— Start —
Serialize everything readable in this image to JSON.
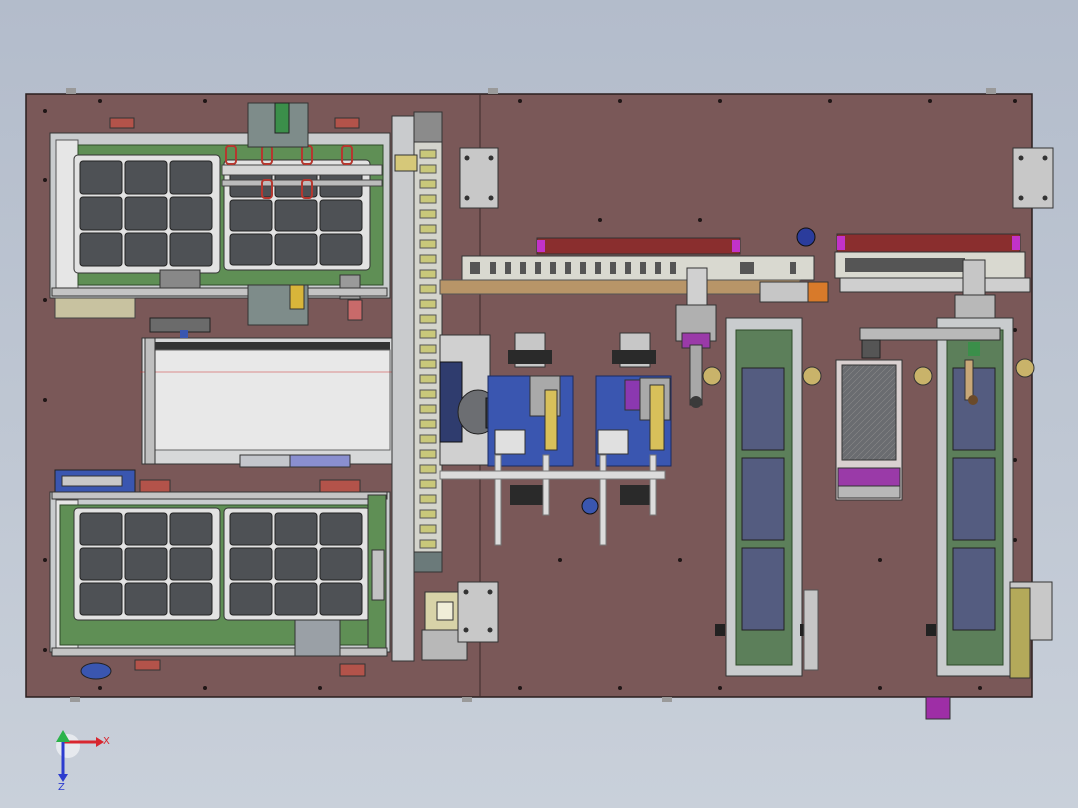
{
  "view": {
    "triad": {
      "x_label": "X",
      "z_label": "Z"
    }
  },
  "colors": {
    "background": "#bfc7d3",
    "base_plate": "#7a5858",
    "tray_green": "#5f8f55",
    "chip_gray": "#4e5155",
    "conveyor_belt": "#5c7f5a",
    "magenta_part": "#c232c8",
    "blue_part": "#3a56b0",
    "frame_gray": "#c9ccce",
    "axis_x": "#d8262f",
    "axis_y": "#2bb34a",
    "axis_z": "#2c3ccf"
  },
  "layout_summary": {
    "tray_units": 2,
    "tray_grid": "3x3",
    "conveyors": 2,
    "pick_heads": 2
  }
}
— End —
▶ **Set problem**
Copy every line of the data word for word, omitting the images.

▶ **Response to this task**
Serialize everything readable in this image to JSON.
{
  "view": {
    "triad": {
      "x_label": "X",
      "z_label": "Z"
    }
  },
  "colors": {
    "background": "#bfc7d3",
    "base_plate": "#7a5858",
    "tray_green": "#5f8f55",
    "chip_gray": "#4e5155",
    "conveyor_belt": "#5c7f5a",
    "magenta_part": "#c232c8",
    "blue_part": "#3a56b0",
    "frame_gray": "#c9ccce",
    "axis_x": "#d8262f",
    "axis_y": "#2bb34a",
    "axis_z": "#2c3ccf"
  },
  "layout_summary": {
    "tray_units": 2,
    "tray_grid": "3x3",
    "conveyors": 2,
    "pick_heads": 2
  }
}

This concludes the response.